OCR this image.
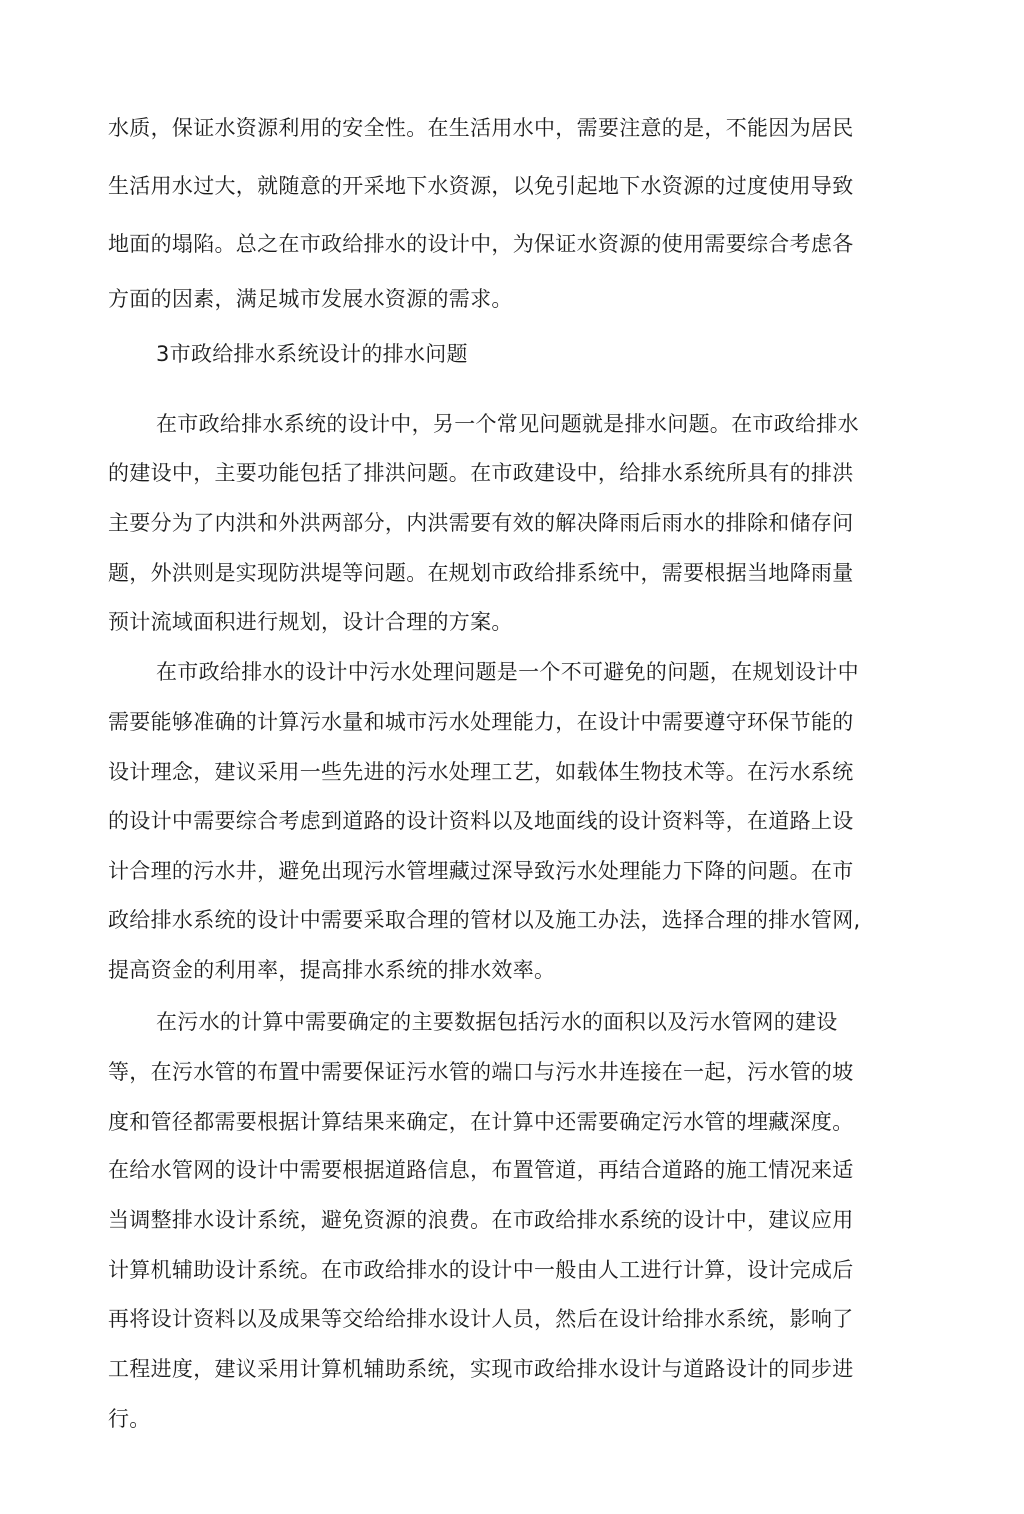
水质，保证水资源利用的安全性。在生活用水中，需要注意的是，不能因为居民
生活用水过大，就随意的开采地下水资源，以免引起地下水资源的过度使用导致
地面的塌陷。总之在市政给排水的设计中，为保证水资源的使用需要综合考虑各
方面的因素，满足城市发展水资源的需求。
3市政给排水系统设计的排水问题
在市政给排水系统的设计中，另一个常见问题就是排水问题。在市政给排水
的建设中，主要功能包括了排洪问题。在市政建设中，给排水系统所具有的排洪
主要分为了内洪和外洪两部分，内洪需要有效的解决降雨后雨水的排除和储存问
题，外洪则是实现防洪堤等问题。在规划市政给排系统中，需要根据当地降雨量
预计流域面积进行规划，设计合理的方案。
在市政给排水的设计中污水处理问题是一个不可避免的问题，在规划设计中
需要能够准确的计算污水量和城市污水处理能力，在设计中需要遵守环保节能的
设计理念，建议采用一些先进的污水处理工艺，如载体生物技术等。在污水系统
的设计中需要综合考虑到道路的设计资料以及地面线的设计资料等，在道路上设
计合理的污水井，避免出现污水管埋藏过深导致污水处理能力下降的问题。在市
政给排水系统的设计中需要采取合理的管材以及施工办法，选择合理的排水管网,
提高资金的利用率，提高排水系统的排水效率。
在污水的计算中需要确定的主要数据包括污水的面积以及污水管网的建设
等，在污水管的布置中需要保证污水管的端口与污水井连接在一起，污水管的坡
度和管径都需要根据计算结果来确定，在计算中还需要确定污水管的埋藏深度。
在给水管网的设计中需要根据道路信息，布置管道，再结合道路的施工情况来适
当调整排水设计系统，避免资源的浪费。在市政给排水系统的设计中，建议应用
计算机辅助设计系统。在市政给排水的设计中一般由人工进行计算，设计完成后
再将设计资料以及成果等交给给排水设计人员，然后在设计给排水系统，影响了
工程进度，建议采用计算机辅助系统，实现市政给排水设计与道路设计的同步进
行。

━━━━━━

▸ **AIM**
Omit the pictures. Transcribe every record exactly.

▸ **COMPLETE RESPONSE**
OCR this image.
水质，保证水资源利用的安全性。在生活用水中，需要注意的是，不能因为居民
生活用水过大，就随意的开采地下水资源，以免引起地下水资源的过度使用导致
地面的塌陷。总之在市政给排水的设计中，为保证水资源的使用需要综合考虑各
方面的因素，满足城市发展水资源的需求。
3市政给排水系统设计的排水问题
在市政给排水系统的设计中，另一个常见问题就是排水问题。在市政给排水
的建设中，主要功能包括了排洪问题。在市政建设中，给排水系统所具有的排洪
主要分为了内洪和外洪两部分，内洪需要有效的解决降雨后雨水的排除和储存问
题，外洪则是实现防洪堤等问题。在规划市政给排系统中，需要根据当地降雨量
预计流域面积进行规划，设计合理的方案。
在市政给排水的设计中污水处理问题是一个不可避免的问题，在规划设计中
需要能够准确的计算污水量和城市污水处理能力，在设计中需要遵守环保节能的
设计理念，建议采用一些先进的污水处理工艺，如载体生物技术等。在污水系统
的设计中需要综合考虑到道路的设计资料以及地面线的设计资料等，在道路上设
计合理的污水井，避免出现污水管埋藏过深导致污水处理能力下降的问题。在市
政给排水系统的设计中需要采取合理的管材以及施工办法，选择合理的排水管网,
提高资金的利用率，提高排水系统的排水效率。
在污水的计算中需要确定的主要数据包括污水的面积以及污水管网的建设
等，在污水管的布置中需要保证污水管的端口与污水井连接在一起，污水管的坡
度和管径都需要根据计算结果来确定，在计算中还需要确定污水管的埋藏深度。
在给水管网的设计中需要根据道路信息，布置管道，再结合道路的施工情况来适
当调整排水设计系统，避免资源的浪费。在市政给排水系统的设计中，建议应用
计算机辅助设计系统。在市政给排水的设计中一般由人工进行计算，设计完成后
再将设计资料以及成果等交给给排水设计人员，然后在设计给排水系统，影响了
工程进度，建议采用计算机辅助系统，实现市政给排水设计与道路设计的同步进
行。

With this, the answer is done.